(Data excerpts)

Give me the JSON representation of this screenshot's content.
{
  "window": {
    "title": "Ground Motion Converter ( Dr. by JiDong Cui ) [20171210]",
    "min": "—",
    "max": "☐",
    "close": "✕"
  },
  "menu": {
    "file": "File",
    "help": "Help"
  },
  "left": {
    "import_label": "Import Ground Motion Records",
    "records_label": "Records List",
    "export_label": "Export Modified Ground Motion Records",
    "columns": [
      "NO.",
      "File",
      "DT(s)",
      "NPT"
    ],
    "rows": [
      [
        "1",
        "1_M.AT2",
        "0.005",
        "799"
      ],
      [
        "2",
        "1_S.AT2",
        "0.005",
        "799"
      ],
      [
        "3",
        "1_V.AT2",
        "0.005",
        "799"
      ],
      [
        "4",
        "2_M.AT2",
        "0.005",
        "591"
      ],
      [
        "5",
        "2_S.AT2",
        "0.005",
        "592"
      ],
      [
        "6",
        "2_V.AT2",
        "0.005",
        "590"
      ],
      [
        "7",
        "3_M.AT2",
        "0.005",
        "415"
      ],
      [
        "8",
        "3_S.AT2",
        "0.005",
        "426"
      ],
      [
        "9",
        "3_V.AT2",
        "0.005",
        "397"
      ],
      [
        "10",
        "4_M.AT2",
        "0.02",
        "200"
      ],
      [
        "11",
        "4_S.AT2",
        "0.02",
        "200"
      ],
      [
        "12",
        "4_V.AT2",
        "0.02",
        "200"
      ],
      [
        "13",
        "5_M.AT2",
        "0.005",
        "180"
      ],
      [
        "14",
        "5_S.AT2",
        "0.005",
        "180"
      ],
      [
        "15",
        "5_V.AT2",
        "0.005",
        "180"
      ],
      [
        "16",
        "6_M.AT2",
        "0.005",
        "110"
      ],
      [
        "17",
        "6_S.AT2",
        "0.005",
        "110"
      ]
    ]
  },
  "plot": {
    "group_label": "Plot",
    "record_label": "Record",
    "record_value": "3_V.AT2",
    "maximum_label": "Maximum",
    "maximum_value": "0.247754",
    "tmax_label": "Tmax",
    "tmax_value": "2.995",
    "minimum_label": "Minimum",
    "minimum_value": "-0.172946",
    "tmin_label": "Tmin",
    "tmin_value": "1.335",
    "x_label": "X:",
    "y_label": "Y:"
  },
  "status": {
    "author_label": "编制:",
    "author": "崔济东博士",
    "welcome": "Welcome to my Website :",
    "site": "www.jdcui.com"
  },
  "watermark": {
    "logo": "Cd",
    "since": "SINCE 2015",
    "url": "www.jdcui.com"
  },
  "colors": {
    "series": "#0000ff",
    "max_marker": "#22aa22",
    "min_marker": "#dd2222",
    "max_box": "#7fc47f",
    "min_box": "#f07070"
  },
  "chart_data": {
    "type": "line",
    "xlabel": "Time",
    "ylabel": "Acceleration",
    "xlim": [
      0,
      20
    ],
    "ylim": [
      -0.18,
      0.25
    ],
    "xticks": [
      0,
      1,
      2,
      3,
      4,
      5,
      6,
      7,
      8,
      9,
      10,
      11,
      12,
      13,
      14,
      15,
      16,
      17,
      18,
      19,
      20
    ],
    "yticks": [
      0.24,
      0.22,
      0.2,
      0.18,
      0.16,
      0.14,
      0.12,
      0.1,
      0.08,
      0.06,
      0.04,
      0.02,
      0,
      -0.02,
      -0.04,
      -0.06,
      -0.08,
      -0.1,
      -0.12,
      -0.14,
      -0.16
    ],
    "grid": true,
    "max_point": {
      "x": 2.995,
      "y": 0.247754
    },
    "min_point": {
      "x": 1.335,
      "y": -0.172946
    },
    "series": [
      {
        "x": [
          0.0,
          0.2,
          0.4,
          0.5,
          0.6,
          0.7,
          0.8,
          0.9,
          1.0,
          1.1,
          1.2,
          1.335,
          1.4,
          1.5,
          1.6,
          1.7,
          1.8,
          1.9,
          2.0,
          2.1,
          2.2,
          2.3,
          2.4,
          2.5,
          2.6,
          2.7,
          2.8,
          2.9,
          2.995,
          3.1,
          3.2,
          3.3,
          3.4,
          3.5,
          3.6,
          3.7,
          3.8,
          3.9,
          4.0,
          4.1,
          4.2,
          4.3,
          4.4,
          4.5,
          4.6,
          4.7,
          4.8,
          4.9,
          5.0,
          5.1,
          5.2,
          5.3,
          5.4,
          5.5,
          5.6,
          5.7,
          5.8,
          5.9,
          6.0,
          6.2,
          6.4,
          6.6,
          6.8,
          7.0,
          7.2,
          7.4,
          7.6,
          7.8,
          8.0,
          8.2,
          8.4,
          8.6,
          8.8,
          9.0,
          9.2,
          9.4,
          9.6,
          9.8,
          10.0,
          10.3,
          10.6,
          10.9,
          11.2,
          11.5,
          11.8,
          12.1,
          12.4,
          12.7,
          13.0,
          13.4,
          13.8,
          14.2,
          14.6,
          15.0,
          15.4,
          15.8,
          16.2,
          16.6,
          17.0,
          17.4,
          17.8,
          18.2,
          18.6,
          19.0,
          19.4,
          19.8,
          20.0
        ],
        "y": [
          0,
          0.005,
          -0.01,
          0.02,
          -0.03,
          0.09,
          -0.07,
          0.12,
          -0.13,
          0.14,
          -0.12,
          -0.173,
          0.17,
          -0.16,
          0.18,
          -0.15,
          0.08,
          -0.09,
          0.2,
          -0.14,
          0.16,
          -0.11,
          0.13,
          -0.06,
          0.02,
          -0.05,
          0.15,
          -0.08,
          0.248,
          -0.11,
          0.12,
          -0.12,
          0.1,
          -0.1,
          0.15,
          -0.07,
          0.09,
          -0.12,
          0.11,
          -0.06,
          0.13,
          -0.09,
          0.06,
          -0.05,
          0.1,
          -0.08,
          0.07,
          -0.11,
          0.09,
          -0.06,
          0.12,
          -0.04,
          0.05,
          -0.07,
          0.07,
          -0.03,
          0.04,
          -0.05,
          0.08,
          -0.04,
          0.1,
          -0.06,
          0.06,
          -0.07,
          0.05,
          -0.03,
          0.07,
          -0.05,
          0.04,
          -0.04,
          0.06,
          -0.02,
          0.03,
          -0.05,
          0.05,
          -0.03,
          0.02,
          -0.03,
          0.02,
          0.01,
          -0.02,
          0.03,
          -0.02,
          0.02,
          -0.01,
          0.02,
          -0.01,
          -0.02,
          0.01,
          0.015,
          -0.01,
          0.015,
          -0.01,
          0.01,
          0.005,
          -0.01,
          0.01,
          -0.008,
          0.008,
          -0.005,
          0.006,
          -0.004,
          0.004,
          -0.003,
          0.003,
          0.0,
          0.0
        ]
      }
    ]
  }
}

• _Exercise brief_: Copy out every line from the data above that has "Records" in it.

• _Task response_:
    "import_label": "Import Ground Motion Records",
    "records_label": "Records List",
    "export_label": "Export Modified Ground Motion Records",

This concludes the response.